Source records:
◆ ◆ ◆

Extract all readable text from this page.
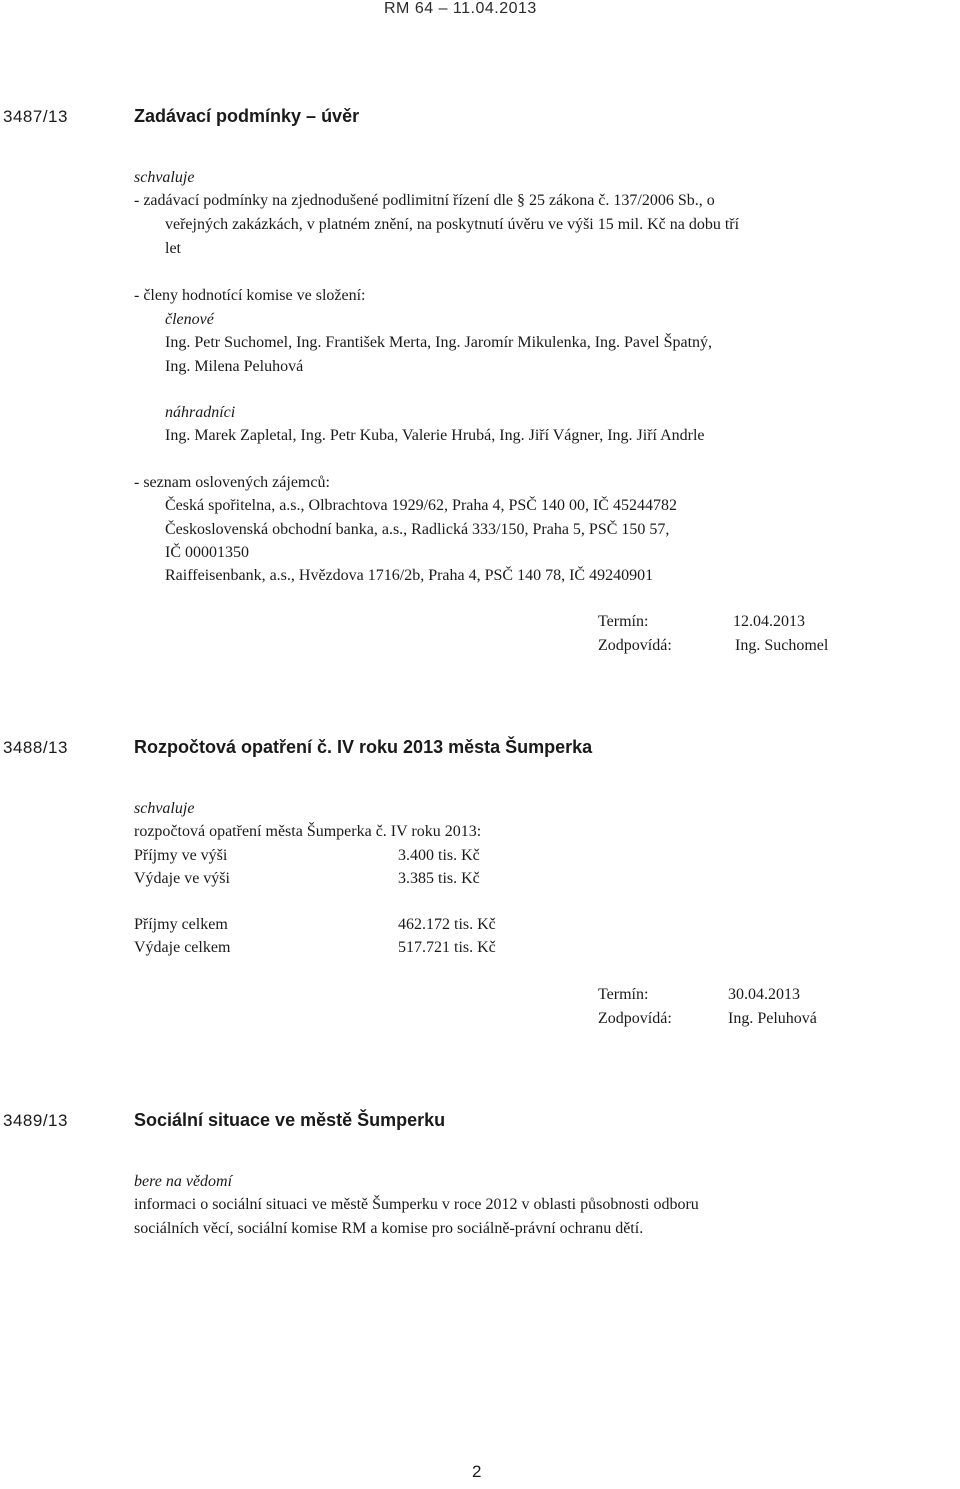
RM 64 – 11.04.2013
3487/13	Zadávací podmínky – úvěr
schvaluje
- zadávací podmínky na zjednodušené podlimitní řízení dle § 25 zákona č. 137/2006 Sb., o
veřejných zakázkách, v platném znění, na poskytnutí úvěru ve výši 15 mil. Kč na dobu tří
let
- členy hodnotící komise ve složení:
členové
Ing. Petr Suchomel, Ing. František Merta, Ing. Jaromír Mikulenka, Ing. Pavel Špatný,
Ing. Milena Peluhová
náhradníci
Ing. Marek Zapletal, Ing. Petr Kuba, Valerie Hrubá, Ing. Jiří Vágner, Ing. Jiří Andrle
- seznam oslovených zájemců:
Česká spořitelna, a.s., Olbrachtova 1929/62, Praha 4, PSČ 140 00, IČ 45244782
Československá obchodní banka, a.s., Radlická 333/150, Praha 5, PSČ 150 57,
IČ 00001350
Raiffeisenbank, a.s., Hvězdova 1716/2b, Praha 4, PSČ 140 78, IČ 49240901
Termín:	12.04.2013
Zodpovídá:	Ing. Suchomel
3488/13	Rozpočtová opatření č. IV roku 2013 města Šumperka
schvaluje
rozpočtová opatření města Šumperka č. IV roku 2013:
Příjmy ve výši	3.400 tis. Kč
Výdaje ve výši	3.385 tis. Kč
Příjmy celkem	462.172 tis. Kč
Výdaje celkem	517.721 tis. Kč
Termín:	30.04.2013
Zodpovídá:	Ing. Peluhová
3489/13	Sociální situace ve městě Šumperku
bere na vědomí
informaci o sociální situaci ve městě Šumperku v roce 2012 v oblasti působnosti odboru
sociálních věcí, sociální komise RM a komise pro sociálně-právní ochranu dětí.
2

◆ ◆ ◆

§ **Your goal**: Without including any pictures, please restate all the records exactly.

§ **Task solution**:
Extract all readable text from this page.
RM 64 – 11.04.2013
3487/13	Zadávací podmínky – úvěr
schvaluje
- zadávací podmínky na zjednodušené podlimitní řízení dle § 25 zákona č. 137/2006 Sb., o
veřejných zakázkách, v platném znění, na poskytnutí úvěru ve výši 15 mil. Kč na dobu tří
let
- členy hodnotící komise ve složení:
členové
Ing. Petr Suchomel, Ing. František Merta, Ing. Jaromír Mikulenka, Ing. Pavel Špatný,
Ing. Milena Peluhová
náhradníci
Ing. Marek Zapletal, Ing. Petr Kuba, Valerie Hrubá, Ing. Jiří Vágner, Ing. Jiří Andrle
- seznam oslovených zájemců:
Česká spořitelna, a.s., Olbrachtova 1929/62, Praha 4, PSČ 140 00, IČ 45244782
Československá obchodní banka, a.s., Radlická 333/150, Praha 5, PSČ 150 57,
IČ 00001350
Raiffeisenbank, a.s., Hvězdova 1716/2b, Praha 4, PSČ 140 78, IČ 49240901
Termín:	12.04.2013
Zodpovídá:	Ing. Suchomel
3488/13	Rozpočtová opatření č. IV roku 2013 města Šumperka
schvaluje
rozpočtová opatření města Šumperka č. IV roku 2013:
Příjmy ve výši	3.400 tis. Kč
Výdaje ve výši	3.385 tis. Kč
Příjmy celkem	462.172 tis. Kč
Výdaje celkem	517.721 tis. Kč
Termín:	30.04.2013
Zodpovídá:	Ing. Peluhová
3489/13	Sociální situace ve městě Šumperku
bere na vědomí
informaci o sociální situaci ve městě Šumperku v roce 2012 v oblasti působnosti odboru
sociálních věcí, sociální komise RM a komise pro sociálně-právní ochranu dětí.
2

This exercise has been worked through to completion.